• **Given request**
Gather all lines containing the string "抵御强大的秦国" and copy them out.

━━━ Source data

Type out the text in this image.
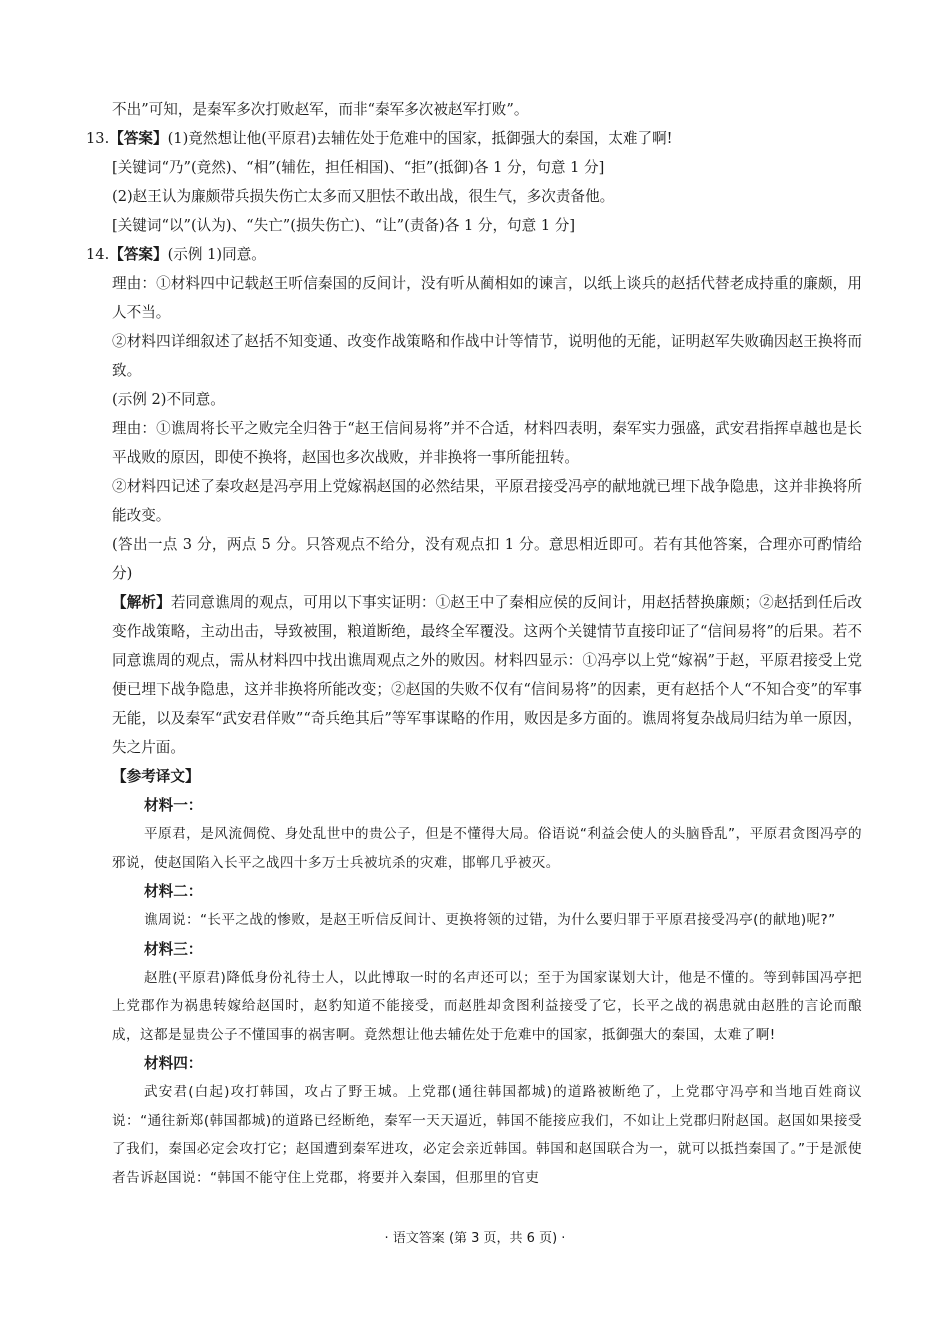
不出”可知，是秦军多次打败赵军，而非“秦军多次被赵军打败”。

13.【答案】(1)竟然想让他(平原君)去辅佐处于危难中的国家，抵御强大的秦国，太难了啊!

[关键词“乃”(竟然)、“相”(辅佐，担任相国)、“拒”(抵御)各 1 分，句意 1 分]

(2)赵王认为廉颇带兵损失伤亡太多而又胆怯不敢出战，很生气，多次责备他。

[关键词“以”(认为)、“失亡”(损失伤亡)、“让”(责备)各 1 分，句意 1 分]

14.【答案】(示例 1)同意。

理由：①材料四中记载赵王听信秦国的反间计，没有听从蔺相如的谏言，以纸上谈兵的赵括代替老成持重的廉颇，用人不当。

②材料四详细叙述了赵括不知变通、改变作战策略和作战中计等情节，说明他的无能，证明赵军失败确因赵王换将而致。

(示例 2)不同意。

理由：①谯周将长平之败完全归咎于“赵王信间易将”并不合适，材料四表明，秦军实力强盛，武安君指挥卓越也是长平战败的原因，即使不换将，赵国也多次战败，并非换将一事所能扭转。

②材料四记述了秦攻赵是冯亭用上党嫁祸赵国的必然结果，平原君接受冯亭的献地就已埋下战争隐患，这并非换将所能改变。

(答出一点 3 分，两点 5 分。只答观点不给分，没有观点扣 1 分。意思相近即可。若有其他答案，合理亦可酌情给分)

【解析】若同意谯周的观点，可用以下事实证明：①赵王中了秦相应侯的反间计，用赵括替换廉颇；②赵括到任后改变作战策略，主动出击，导致被围，粮道断绝，最终全军覆没。这两个关键情节直接印证了“信间易将”的后果。若不同意谯周的观点，需从材料四中找出谯周观点之外的败因。材料四显示：①冯亭以上党“嫁祸”于赵，平原君接受上党便已埋下战争隐患，这并非换将所能改变；②赵国的失败不仅有“信间易将”的因素，更有赵括个人“不知合变”的军事无能，以及秦军“武安君佯败”“奇兵绝其后”等军事谋略的作用，败因是多方面的。谯周将复杂战局归结为单一原因，失之片面。

【参考译文】

材料一：

平原君，是风流倜傥、身处乱世中的贵公子，但是不懂得大局。俗语说“利益会使人的头脑昏乱”，平原君贪图冯亭的邪说，使赵国陷入长平之战四十多万士兵被坑杀的灾难，邯郸几乎被灭。

材料二：

谯周说：“长平之战的惨败，是赵王听信反间计、更换将领的过错，为什么要归罪于平原君接受冯亭(的献地)呢?”

材料三：

赵胜(平原君)降低身份礼待士人，以此博取一时的名声还可以；至于为国家谋划大计，他是不懂的。等到韩国冯亭把上党郡作为祸患转嫁给赵国时，赵豹知道不能接受，而赵胜却贪图利益接受了它，长平之战的祸患就由赵胜的言论而酿成，这都是显贵公子不懂国事的祸害啊。竟然想让他去辅佐处于危难中的国家，抵御强大的秦国，太难了啊!

材料四：

武安君(白起)攻打韩国，攻占了野王城。上党郡(通往韩国都城)的道路被断绝了，上党郡守冯亭和当地百姓商议说：“通往新郑(韩国都城)的道路已经断绝，秦军一天天逼近，韩国不能接应我们，不如让上党郡归附赵国。赵国如果接受了我们，秦国必定会攻打它；赵国遭到秦军进攻，必定会亲近韩国。韩国和赵国联合为一，就可以抵挡秦国了。”于是派使者告诉赵国说：“韩国不能守住上党郡，将要并入秦国，但那里的官吏

· 语文答案 (第 3 页，共 6 页) ·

━━━━━━

• **Task output**
13.【答案】(1)竟然想让他(平原君)去辅佐处于危难中的国家，抵御强大的秦国，太难了啊!
赵胜(平原君)降低身份礼待士人，以此博取一时的名声还可以；至于为国家谋划大计，他是不懂的。等到韩国冯亭把上党郡作为祸患转嫁给赵国时，赵豹知道不能接受，而赵胜却贪图利益接受了它，长平之战的祸患就由赵胜的言论而酿成，这都是显贵公子不懂国事的祸害啊。竟然想让他去辅佐处于危难中的国家，抵御强大的秦国，太难了啊!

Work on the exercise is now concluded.